** What the exercise asks **
Write out all lines holding the word "سازمان".

** Input **
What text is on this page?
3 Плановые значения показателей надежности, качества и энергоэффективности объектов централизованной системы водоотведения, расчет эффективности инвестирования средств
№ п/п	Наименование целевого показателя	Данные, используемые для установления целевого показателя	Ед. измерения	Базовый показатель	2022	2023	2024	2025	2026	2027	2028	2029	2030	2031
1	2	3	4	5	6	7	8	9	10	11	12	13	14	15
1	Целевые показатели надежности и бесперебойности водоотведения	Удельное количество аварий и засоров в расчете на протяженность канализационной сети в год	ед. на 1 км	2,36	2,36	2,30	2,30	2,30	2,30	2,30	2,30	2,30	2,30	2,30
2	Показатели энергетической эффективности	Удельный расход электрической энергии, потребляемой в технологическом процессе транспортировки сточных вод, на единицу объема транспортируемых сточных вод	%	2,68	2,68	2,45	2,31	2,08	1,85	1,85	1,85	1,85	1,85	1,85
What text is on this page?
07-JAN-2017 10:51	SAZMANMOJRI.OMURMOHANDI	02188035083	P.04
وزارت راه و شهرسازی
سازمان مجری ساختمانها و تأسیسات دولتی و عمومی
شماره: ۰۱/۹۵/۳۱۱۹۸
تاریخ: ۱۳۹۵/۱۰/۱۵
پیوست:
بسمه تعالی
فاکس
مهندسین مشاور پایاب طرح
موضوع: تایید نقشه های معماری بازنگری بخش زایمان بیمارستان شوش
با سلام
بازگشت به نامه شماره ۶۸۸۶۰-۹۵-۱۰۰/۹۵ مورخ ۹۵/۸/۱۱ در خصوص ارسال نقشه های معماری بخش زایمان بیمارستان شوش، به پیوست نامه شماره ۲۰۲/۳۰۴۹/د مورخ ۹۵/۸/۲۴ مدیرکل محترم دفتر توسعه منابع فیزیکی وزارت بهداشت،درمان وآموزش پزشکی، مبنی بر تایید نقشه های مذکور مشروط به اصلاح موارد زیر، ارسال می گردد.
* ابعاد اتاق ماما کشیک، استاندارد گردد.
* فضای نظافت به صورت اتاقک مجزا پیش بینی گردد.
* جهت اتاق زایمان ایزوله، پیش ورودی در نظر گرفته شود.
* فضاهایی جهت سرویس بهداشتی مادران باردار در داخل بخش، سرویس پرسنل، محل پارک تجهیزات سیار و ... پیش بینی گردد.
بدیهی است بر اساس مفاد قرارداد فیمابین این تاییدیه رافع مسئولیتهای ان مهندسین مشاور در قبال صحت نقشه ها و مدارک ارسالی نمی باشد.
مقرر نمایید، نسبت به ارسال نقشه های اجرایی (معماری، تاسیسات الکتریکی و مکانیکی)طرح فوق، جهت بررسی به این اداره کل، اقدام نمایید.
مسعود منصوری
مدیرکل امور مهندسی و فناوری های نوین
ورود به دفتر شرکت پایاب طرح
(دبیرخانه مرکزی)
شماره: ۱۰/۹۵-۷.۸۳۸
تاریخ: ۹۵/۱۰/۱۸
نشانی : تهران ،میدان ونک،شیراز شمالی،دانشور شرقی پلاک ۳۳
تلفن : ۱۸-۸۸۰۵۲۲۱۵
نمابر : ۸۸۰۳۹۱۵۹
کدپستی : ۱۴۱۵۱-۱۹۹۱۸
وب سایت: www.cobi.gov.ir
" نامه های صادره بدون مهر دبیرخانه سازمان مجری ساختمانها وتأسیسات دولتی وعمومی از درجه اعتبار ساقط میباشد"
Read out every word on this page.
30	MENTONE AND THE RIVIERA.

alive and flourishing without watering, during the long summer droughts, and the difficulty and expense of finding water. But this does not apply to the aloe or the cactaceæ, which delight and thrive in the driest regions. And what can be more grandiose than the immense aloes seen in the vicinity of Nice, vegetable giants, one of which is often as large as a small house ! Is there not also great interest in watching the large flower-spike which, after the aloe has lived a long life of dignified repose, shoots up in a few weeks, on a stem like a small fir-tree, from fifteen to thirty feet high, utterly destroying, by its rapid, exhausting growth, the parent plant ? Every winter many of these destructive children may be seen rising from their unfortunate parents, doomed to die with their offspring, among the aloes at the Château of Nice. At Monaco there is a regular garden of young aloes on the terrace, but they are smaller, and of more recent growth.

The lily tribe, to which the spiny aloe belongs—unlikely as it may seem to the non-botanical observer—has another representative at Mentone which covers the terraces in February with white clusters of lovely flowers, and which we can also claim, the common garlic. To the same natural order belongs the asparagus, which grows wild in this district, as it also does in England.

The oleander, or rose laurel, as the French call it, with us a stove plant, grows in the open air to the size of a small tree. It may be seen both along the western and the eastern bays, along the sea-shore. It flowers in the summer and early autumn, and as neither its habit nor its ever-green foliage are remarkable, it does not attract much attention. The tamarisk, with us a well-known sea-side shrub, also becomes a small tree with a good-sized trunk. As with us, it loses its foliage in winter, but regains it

** The answer **
سازمان مجری ساختمانها و تأسیسات دولتی و عمومی
" نامه های صادره بدون مهر دبیرخانه سازمان مجری ساختمانها وتأسیسات دولتی وعمومی از درجه اعتبار ساقط میباشد"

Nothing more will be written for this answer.